→ **REQUIREMENT**
Copy every line from the records below that holds the word "opprettet".

(Recorded data)
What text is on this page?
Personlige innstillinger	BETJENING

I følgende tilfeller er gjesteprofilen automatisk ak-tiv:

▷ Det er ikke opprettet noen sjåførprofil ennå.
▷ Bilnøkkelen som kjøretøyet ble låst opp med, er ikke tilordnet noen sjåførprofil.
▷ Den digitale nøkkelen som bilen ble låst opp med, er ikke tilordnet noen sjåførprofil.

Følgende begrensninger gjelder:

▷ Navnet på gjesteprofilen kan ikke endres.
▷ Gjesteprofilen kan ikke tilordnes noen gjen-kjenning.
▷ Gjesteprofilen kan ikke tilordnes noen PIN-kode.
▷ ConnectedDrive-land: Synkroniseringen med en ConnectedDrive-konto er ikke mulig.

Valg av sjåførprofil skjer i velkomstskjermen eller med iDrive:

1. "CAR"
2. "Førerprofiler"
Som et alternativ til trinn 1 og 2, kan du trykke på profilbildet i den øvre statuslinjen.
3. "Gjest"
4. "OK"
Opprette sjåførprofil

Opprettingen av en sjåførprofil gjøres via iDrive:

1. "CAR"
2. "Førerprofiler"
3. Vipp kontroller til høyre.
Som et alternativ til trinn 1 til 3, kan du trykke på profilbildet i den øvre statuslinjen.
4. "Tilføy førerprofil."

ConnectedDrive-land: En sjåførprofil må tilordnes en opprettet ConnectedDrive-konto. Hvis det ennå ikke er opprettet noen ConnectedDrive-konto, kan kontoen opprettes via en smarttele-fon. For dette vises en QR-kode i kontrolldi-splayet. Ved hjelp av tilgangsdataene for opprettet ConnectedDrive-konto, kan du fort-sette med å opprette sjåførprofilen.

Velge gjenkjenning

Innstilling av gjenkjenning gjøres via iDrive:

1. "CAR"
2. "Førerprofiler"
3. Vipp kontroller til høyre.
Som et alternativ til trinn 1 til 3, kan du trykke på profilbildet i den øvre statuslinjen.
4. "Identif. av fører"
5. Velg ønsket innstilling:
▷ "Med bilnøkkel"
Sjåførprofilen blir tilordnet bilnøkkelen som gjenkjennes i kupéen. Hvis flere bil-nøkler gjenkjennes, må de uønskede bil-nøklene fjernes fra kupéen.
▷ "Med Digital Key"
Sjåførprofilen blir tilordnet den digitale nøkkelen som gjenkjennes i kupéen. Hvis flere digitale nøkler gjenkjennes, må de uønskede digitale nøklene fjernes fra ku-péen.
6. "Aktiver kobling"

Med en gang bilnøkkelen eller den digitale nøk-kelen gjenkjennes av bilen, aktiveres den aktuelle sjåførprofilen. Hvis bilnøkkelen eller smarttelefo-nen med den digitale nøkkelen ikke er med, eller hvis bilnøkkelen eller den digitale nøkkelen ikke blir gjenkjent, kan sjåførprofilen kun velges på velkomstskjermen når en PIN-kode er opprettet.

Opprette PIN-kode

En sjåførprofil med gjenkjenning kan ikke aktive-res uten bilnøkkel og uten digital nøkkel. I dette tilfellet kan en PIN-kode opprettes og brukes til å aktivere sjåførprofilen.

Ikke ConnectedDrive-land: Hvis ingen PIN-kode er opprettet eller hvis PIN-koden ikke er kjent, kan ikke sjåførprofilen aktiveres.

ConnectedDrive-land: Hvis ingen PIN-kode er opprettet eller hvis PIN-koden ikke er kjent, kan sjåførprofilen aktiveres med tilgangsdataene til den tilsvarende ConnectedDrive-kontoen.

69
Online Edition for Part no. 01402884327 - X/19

→ **CORRECT RESPONSE**
▷ Det er ikke opprettet noen sjåførprofil ennå.
ConnectedDrive-land: En sjåførprofil må tilordnes en opprettet ConnectedDrive-konto. Hvis det ennå ikke er opprettet noen ConnectedDrive-konto, kan kontoen opprettes via en smarttele-fon. For dette vises en QR-kode i kontrolldi-splayet. Ved hjelp av tilgangsdataene for opprettet ConnectedDrive-konto, kan du fort-sette med å opprette sjåførprofilen.
Med en gang bilnøkkelen eller den digitale nøk-kelen gjenkjennes av bilen, aktiveres den aktuelle sjåførprofilen. Hvis bilnøkkelen eller smarttelefo-nen med den digitale nøkkelen ikke er med, eller hvis bilnøkkelen eller den digitale nøkkelen ikke blir gjenkjent, kan sjåførprofilen kun velges på velkomstskjermen når en PIN-kode er opprettet.
Ikke ConnectedDrive-land: Hvis ingen PIN-kode er opprettet eller hvis PIN-koden ikke er kjent, kan ikke sjåførprofilen aktiveres.
ConnectedDrive-land: Hvis ingen PIN-kode er opprettet eller hvis PIN-koden ikke er kjent, kan sjåførprofilen aktiveres med tilgangsdataene til den tilsvarende ConnectedDrive-kontoen.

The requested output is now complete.